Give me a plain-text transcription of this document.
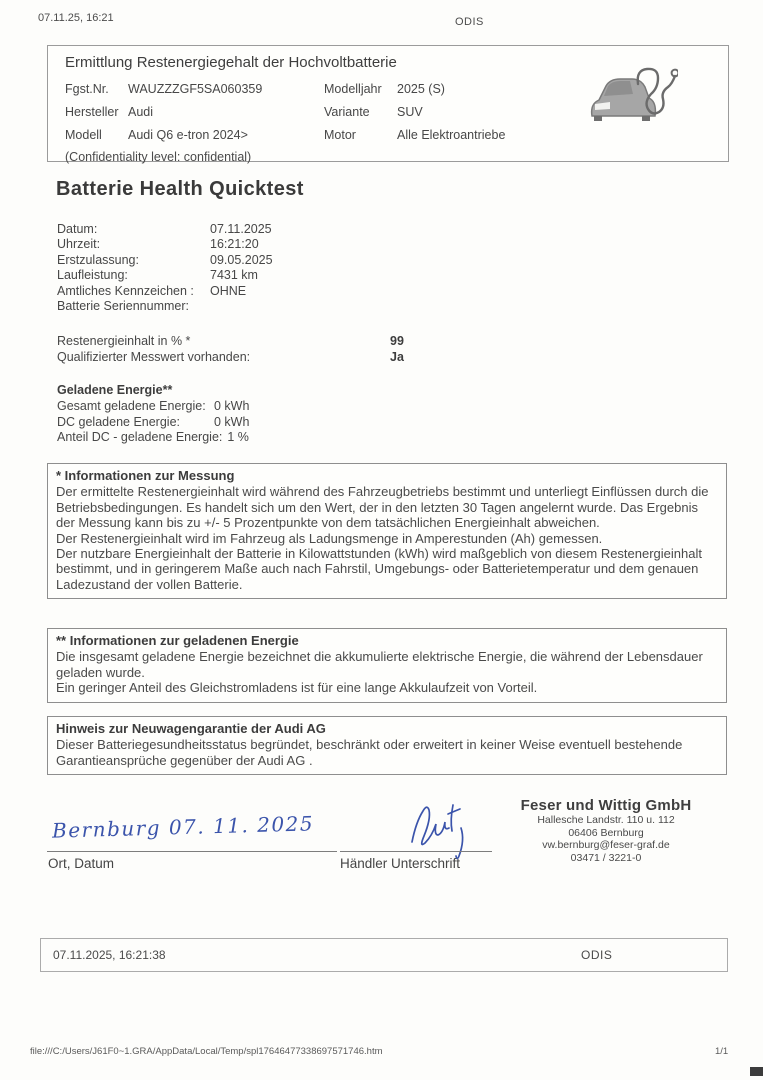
07.11.25, 16:21	ODIS
Ermittlung Restenergiegehalt der Hochvoltbatterie
Fgst.Nr.	WAUZZZGF5SA060359	Modelljahr	2025 (S)
Hersteller Audi	Variante	SUV
Modell	Audi Q6 e-tron 2024>	Motor	Alle Elektroantriebe
(Confidentiality level: confidential)
Batterie Health Quicktest
Datum:	07.11.2025
Uhrzeit:	16:21:20
Erstzulassung:	09.05.2025
Laufleistung:	7431 km
Amtliches Kennzeichen :	OHNE
Batterie Seriennummer:
Restenergieinhalt in % *	99
Qualifizierter Messwert vorhanden:	Ja
Geladene Energie**
Gesamt geladene Energie: 0 kWh
DC geladene Energie:	0 kWh
Anteil DC - geladene Energie: 1 %
* Informationen zur Messung

Der ermittelte Restenergieinhalt wird während des Fahrzeugbetriebs bestimmt und unterliegt Einflüssen durch die Betriebsbedingungen. Es handelt sich um den Wert, der in den letzten 30 Tagen angelernt wurde. Das Ergebnis der Messung kann bis zu +/- 5 Prozentpunkte von dem tatsächlichen Energieinhalt abweichen.

Der Restenergieinhalt wird im Fahrzeug als Ladungsmenge in Amperestunden (Ah) gemessen.

Der nutzbare Energieinhalt der Batterie in Kilowattstunden (kWh) wird maßgeblich von diesem Restenergieinhalt bestimmt, und in geringerem Maße auch nach Fahrstil, Umgebungs- oder Batterietemperatur und dem genauen Ladezustand der vollen Batterie.

** Informationen zur geladenen Energie

Die insgesamt geladene Energie bezeichnet die akkumulierte elektrische Energie, die während der Lebensdauer geladen wurde.

Ein geringer Anteil des Gleichstromladens ist für eine lange Akkulaufzeit von Vorteil.

Hinweis zur Neuwagengarantie der Audi AG

Dieser Batteriegesundheitsstatus begründet, beschränkt oder erweitert in keiner Weise eventuell bestehende Garantieansprüche gegenüber der Audi AG .

Bernburg 07. 11. 2025
Ort, Datum	Händler Unterschrift
Feser und Wittig GmbH
Hallesche Landstr. 110 u. 112
06406 Bernburg
vw.bernburg@feser-graf.de
03471 / 3221-0
07.11.2025, 16:21:38	ODIS
file:///C:/Users/J61F0~1.GRA/AppData/Local/Temp/spl17646477338697571746.htm	1/1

* [STATED GOAL] Print out the material word for word, omitting the pictures.

* [COMPLETED TASK]
Give me a plain-text transcription of this document.
07.11.25, 16:21	ODIS
Ermittlung Restenergiegehalt der Hochvoltbatterie
Fgst.Nr.	WAUZZZGF5SA060359	Modelljahr	2025 (S)
Hersteller Audi	Variante	SUV
Modell	Audi Q6 e-tron 2024>	Motor	Alle Elektroantriebe
(Confidentiality level: confidential)
Batterie Health Quicktest
Datum:	07.11.2025
Uhrzeit:	16:21:20
Erstzulassung:	09.05.2025
Laufleistung:	7431 km
Amtliches Kennzeichen :	OHNE
Batterie Seriennummer:
Restenergieinhalt in % *	99
Qualifizierter Messwert vorhanden:	Ja
Geladene Energie**
Gesamt geladene Energie: 0 kWh
DC geladene Energie:	0 kWh
Anteil DC - geladene Energie: 1 %
* Informationen zur Messung

Der ermittelte Restenergieinhalt wird während des Fahrzeugbetriebs bestimmt und unterliegt Einflüssen durch die Betriebsbedingungen. Es handelt sich um den Wert, der in den letzten 30 Tagen angelernt wurde. Das Ergebnis der Messung kann bis zu +/- 5 Prozentpunkte von dem tatsächlichen Energieinhalt abweichen.

Der Restenergieinhalt wird im Fahrzeug als Ladungsmenge in Amperestunden (Ah) gemessen.

Der nutzbare Energieinhalt der Batterie in Kilowattstunden (kWh) wird maßgeblich von diesem Restenergieinhalt bestimmt, und in geringerem Maße auch nach Fahrstil, Umgebungs- oder Batterietemperatur und dem genauen Ladezustand der vollen Batterie.

** Informationen zur geladenen Energie

Die insgesamt geladene Energie bezeichnet die akkumulierte elektrische Energie, die während der Lebensdauer geladen wurde.

Ein geringer Anteil des Gleichstromladens ist für eine lange Akkulaufzeit von Vorteil.

Hinweis zur Neuwagengarantie der Audi AG

Dieser Batteriegesundheitsstatus begründet, beschränkt oder erweitert in keiner Weise eventuell bestehende Garantieansprüche gegenüber der Audi AG .

Bernburg 07. 11. 2025
Ort, Datum	Händler Unterschrift
Feser und Wittig GmbH
Hallesche Landstr. 110 u. 112
06406 Bernburg
vw.bernburg@feser-graf.de
03471 / 3221-0
07.11.2025, 16:21:38	ODIS
file:///C:/Users/J61F0~1.GRA/AppData/Local/Temp/spl17646477338697571746.htm	1/1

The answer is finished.